- DATA PROVIDED:
>> begin

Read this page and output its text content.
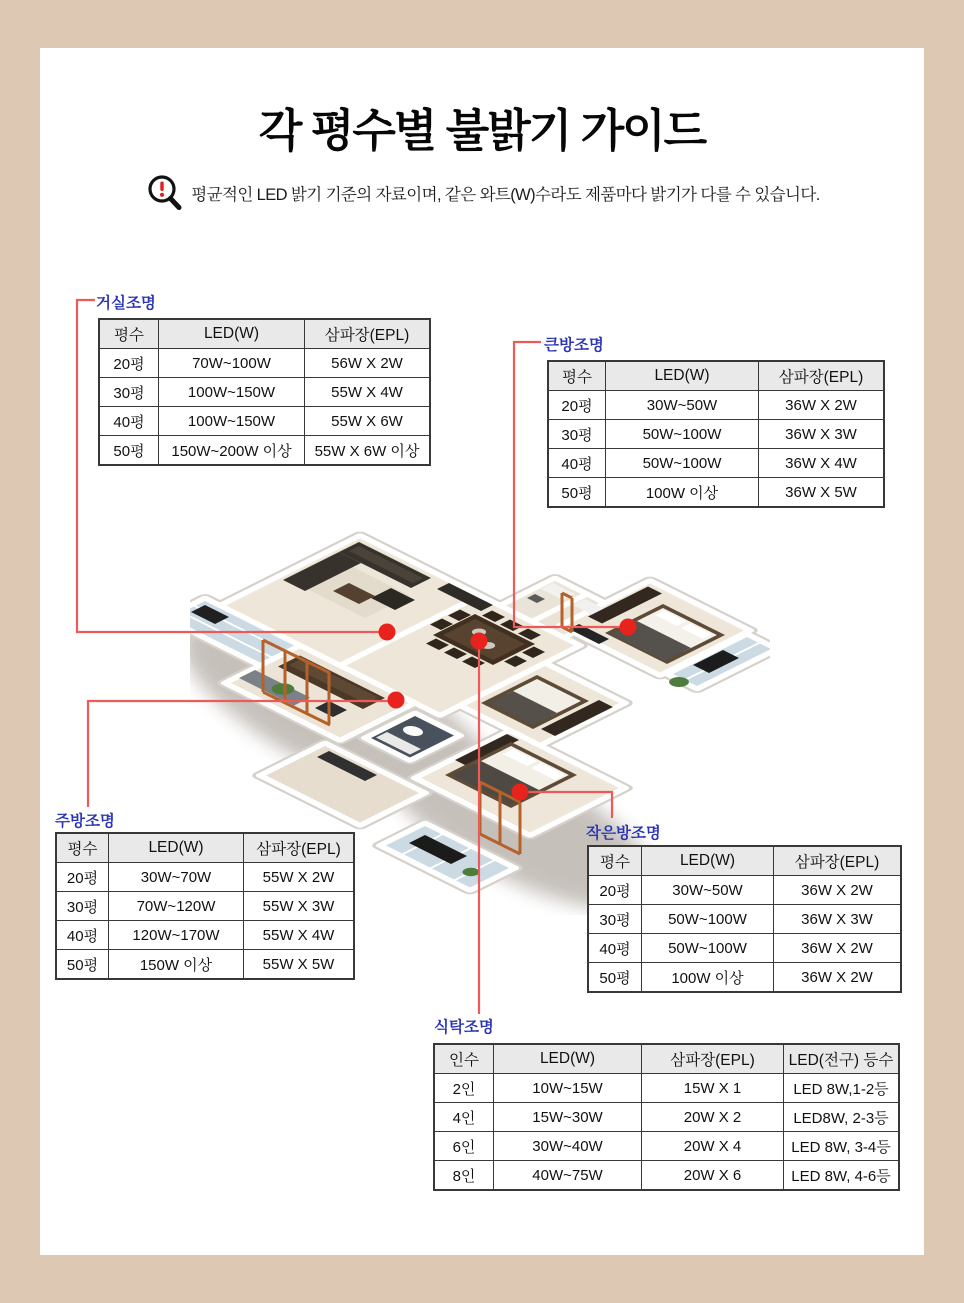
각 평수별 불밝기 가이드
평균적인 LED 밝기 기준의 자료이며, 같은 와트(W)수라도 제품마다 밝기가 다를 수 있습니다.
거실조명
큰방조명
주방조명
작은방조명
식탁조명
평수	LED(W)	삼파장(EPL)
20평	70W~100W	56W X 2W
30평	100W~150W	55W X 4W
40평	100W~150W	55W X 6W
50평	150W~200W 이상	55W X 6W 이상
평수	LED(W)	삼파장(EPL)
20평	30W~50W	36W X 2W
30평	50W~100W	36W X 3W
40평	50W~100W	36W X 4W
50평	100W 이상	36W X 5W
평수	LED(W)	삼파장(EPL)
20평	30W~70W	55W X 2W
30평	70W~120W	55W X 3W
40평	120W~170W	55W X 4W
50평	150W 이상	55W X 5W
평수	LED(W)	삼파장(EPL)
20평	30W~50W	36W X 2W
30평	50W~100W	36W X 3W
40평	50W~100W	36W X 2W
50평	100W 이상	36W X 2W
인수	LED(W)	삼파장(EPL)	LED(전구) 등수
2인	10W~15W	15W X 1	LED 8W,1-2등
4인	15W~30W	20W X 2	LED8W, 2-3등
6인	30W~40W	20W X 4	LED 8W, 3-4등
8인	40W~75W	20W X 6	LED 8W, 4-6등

>> end

- YOUR GOAL:
Exclude the pictures, and transcribe all of the material exactly.

- WRITTEN RESPONSE:
Read this page and output its text content.
각 평수별 불밝기 가이드
평균적인 LED 밝기 기준의 자료이며, 같은 와트(W)수라도 제품마다 밝기가 다를 수 있습니다.
거실조명
큰방조명
주방조명
작은방조명
식탁조명
평수	LED(W)	삼파장(EPL)
20평	70W~100W	56W X 2W
30평	100W~150W	55W X 4W
40평	100W~150W	55W X 6W
50평	150W~200W 이상	55W X 6W 이상
평수	LED(W)	삼파장(EPL)
20평	30W~50W	36W X 2W
30평	50W~100W	36W X 3W
40평	50W~100W	36W X 4W
50평	100W 이상	36W X 5W
평수	LED(W)	삼파장(EPL)
20평	30W~70W	55W X 2W
30평	70W~120W	55W X 3W
40평	120W~170W	55W X 4W
50평	150W 이상	55W X 5W
평수	LED(W)	삼파장(EPL)
20평	30W~50W	36W X 2W
30평	50W~100W	36W X 3W
40평	50W~100W	36W X 2W
50평	100W 이상	36W X 2W
인수	LED(W)	삼파장(EPL)	LED(전구) 등수
2인	10W~15W	15W X 1	LED 8W,1-2등
4인	15W~30W	20W X 2	LED8W, 2-3등
6인	30W~40W	20W X 4	LED 8W, 3-4등
8인	40W~75W	20W X 6	LED 8W, 4-6등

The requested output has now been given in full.